AIM: Filter the entries below, keeping every line that has the word "title".

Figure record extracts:

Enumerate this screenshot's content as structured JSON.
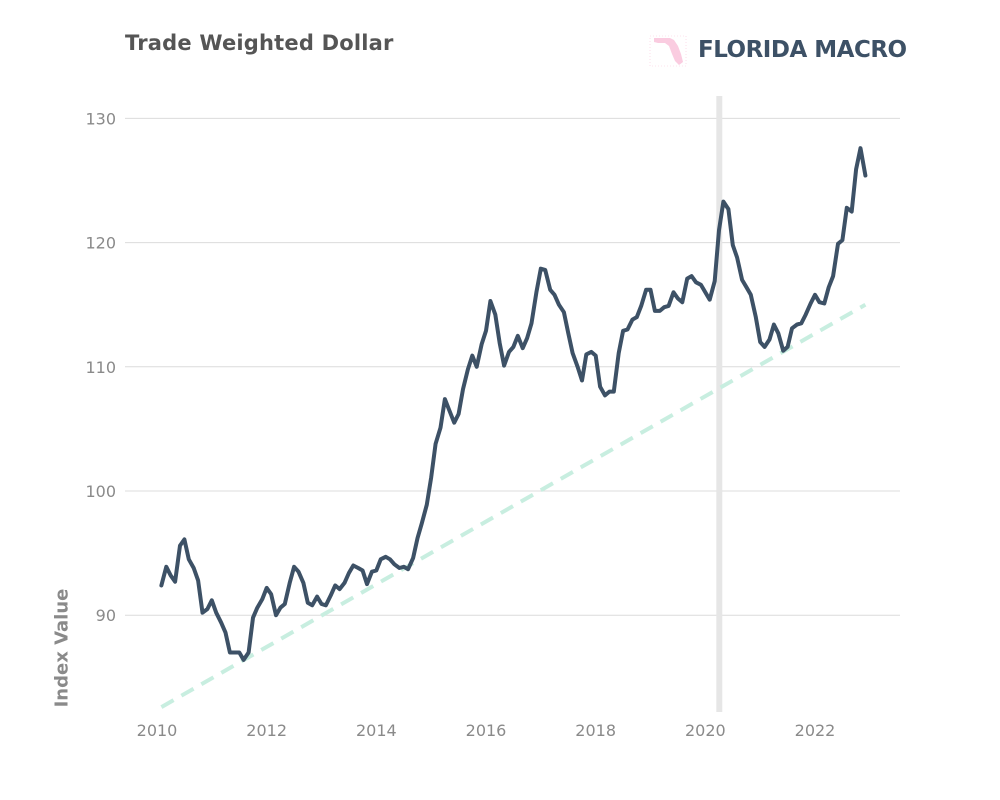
{
  "header": {
    "title": "Trade Weighted Dollar"
  },
  "brand": {
    "name": "FLORIDA MACRO",
    "mark_color": "#f5a3c7",
    "text_color": "#3d5166"
  },
  "chart_data": {
    "type": "line",
    "title": "Trade Weighted Dollar",
    "xlabel": "",
    "ylabel": "Index Value",
    "xlim": [
      2009.6,
      2023.5
    ],
    "ylim": [
      82,
      132
    ],
    "x_ticks": [
      2010,
      2012,
      2014,
      2016,
      2018,
      2020,
      2022
    ],
    "y_ticks": [
      90,
      100,
      110,
      120,
      130
    ],
    "grid": "horizontal",
    "recession_band": {
      "start": 2020.2,
      "end": 2020.3,
      "color": "#e6e6e6"
    },
    "series": [
      {
        "style": "solid",
        "color": "#3d5166",
        "x": [
          2010.08,
          2010.17,
          2010.25,
          2010.33,
          2010.42,
          2010.5,
          2010.58,
          2010.67,
          2010.75,
          2010.83,
          2010.92,
          2011.0,
          2011.08,
          2011.17,
          2011.25,
          2011.33,
          2011.42,
          2011.5,
          2011.58,
          2011.67,
          2011.75,
          2011.83,
          2011.92,
          2012.0,
          2012.08,
          2012.17,
          2012.25,
          2012.33,
          2012.42,
          2012.5,
          2012.58,
          2012.67,
          2012.75,
          2012.83,
          2012.92,
          2013.0,
          2013.08,
          2013.17,
          2013.25,
          2013.33,
          2013.42,
          2013.5,
          2013.58,
          2013.67,
          2013.75,
          2013.83,
          2013.92,
          2014.0,
          2014.08,
          2014.17,
          2014.25,
          2014.33,
          2014.42,
          2014.5,
          2014.58,
          2014.67,
          2014.75,
          2014.83,
          2014.92,
          2015.0,
          2015.08,
          2015.17,
          2015.25,
          2015.33,
          2015.42,
          2015.5,
          2015.58,
          2015.67,
          2015.75,
          2015.83,
          2015.92,
          2016.0,
          2016.08,
          2016.17,
          2016.25,
          2016.33,
          2016.42,
          2016.5,
          2016.58,
          2016.67,
          2016.75,
          2016.83,
          2016.92,
          2017.0,
          2017.08,
          2017.17,
          2017.25,
          2017.33,
          2017.42,
          2017.5,
          2017.58,
          2017.67,
          2017.75,
          2017.83,
          2017.92,
          2018.0,
          2018.08,
          2018.17,
          2018.25,
          2018.33,
          2018.42,
          2018.5,
          2018.58,
          2018.67,
          2018.75,
          2018.83,
          2018.92,
          2019.0,
          2019.08,
          2019.17,
          2019.25,
          2019.33,
          2019.42,
          2019.5,
          2019.58,
          2019.67,
          2019.75,
          2019.83,
          2019.92,
          2020.0,
          2020.08,
          2020.17,
          2020.25,
          2020.33,
          2020.42,
          2020.5,
          2020.58,
          2020.67,
          2020.75,
          2020.83,
          2020.92,
          2021.0,
          2021.08,
          2021.17,
          2021.25,
          2021.33,
          2021.42,
          2021.5,
          2021.58,
          2021.67,
          2021.75,
          2021.83,
          2021.92,
          2022.0,
          2022.08,
          2022.17,
          2022.25,
          2022.33,
          2022.42,
          2022.5,
          2022.58,
          2022.67,
          2022.75,
          2022.83,
          2022.92
        ],
        "values": [
          92.4,
          93.9,
          93.2,
          92.7,
          95.6,
          96.1,
          94.5,
          93.8,
          92.8,
          90.2,
          90.5,
          91.2,
          90.2,
          89.4,
          88.6,
          87.0,
          87.0,
          87.0,
          86.4,
          87.0,
          89.8,
          90.6,
          91.3,
          92.2,
          91.7,
          90.0,
          90.6,
          90.9,
          92.6,
          93.9,
          93.5,
          92.6,
          91.0,
          90.8,
          91.5,
          90.9,
          90.8,
          91.6,
          92.4,
          92.1,
          92.6,
          93.4,
          94.0,
          93.8,
          93.6,
          92.5,
          93.5,
          93.6,
          94.5,
          94.7,
          94.5,
          94.1,
          93.8,
          93.9,
          93.7,
          94.6,
          96.2,
          97.4,
          98.9,
          101.1,
          103.8,
          105.1,
          107.4,
          106.5,
          105.5,
          106.2,
          108.2,
          109.8,
          110.9,
          110.0,
          111.8,
          112.9,
          115.3,
          114.2,
          111.9,
          110.1,
          111.2,
          111.6,
          112.5,
          111.5,
          112.3,
          113.5,
          116.0,
          117.9,
          117.8,
          116.2,
          115.8,
          115.0,
          114.4,
          112.7,
          111.1,
          110.0,
          108.9,
          111.0,
          111.2,
          110.9,
          108.4,
          107.7,
          108.0,
          108.0,
          111.1,
          112.9,
          113.0,
          113.8,
          114.0,
          114.9,
          116.2,
          116.2,
          114.5,
          114.5,
          114.8,
          114.9,
          116.0,
          115.5,
          115.2,
          117.1,
          117.3,
          116.8,
          116.6,
          116.0,
          115.4,
          116.9,
          121.0,
          123.3,
          122.7,
          119.8,
          118.8,
          117.0,
          116.4,
          115.8,
          114.0,
          112.0,
          111.6,
          112.2,
          113.4,
          112.7,
          111.3,
          111.6,
          113.1,
          113.4,
          113.5,
          114.2,
          115.1,
          115.8,
          115.2,
          115.1,
          116.4,
          117.3,
          119.9,
          120.2,
          122.8,
          122.5,
          125.9,
          127.6,
          125.4
        ]
      },
      {
        "style": "dashed",
        "color": "#c8eee0",
        "x": [
          2010.08,
          2022.92
        ],
        "values": [
          82.6,
          115.0
        ]
      }
    ]
  }
}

SOLVED PROBLEM:
    "title": "Trade Weighted Dollar"
    "title": "Trade Weighted Dollar",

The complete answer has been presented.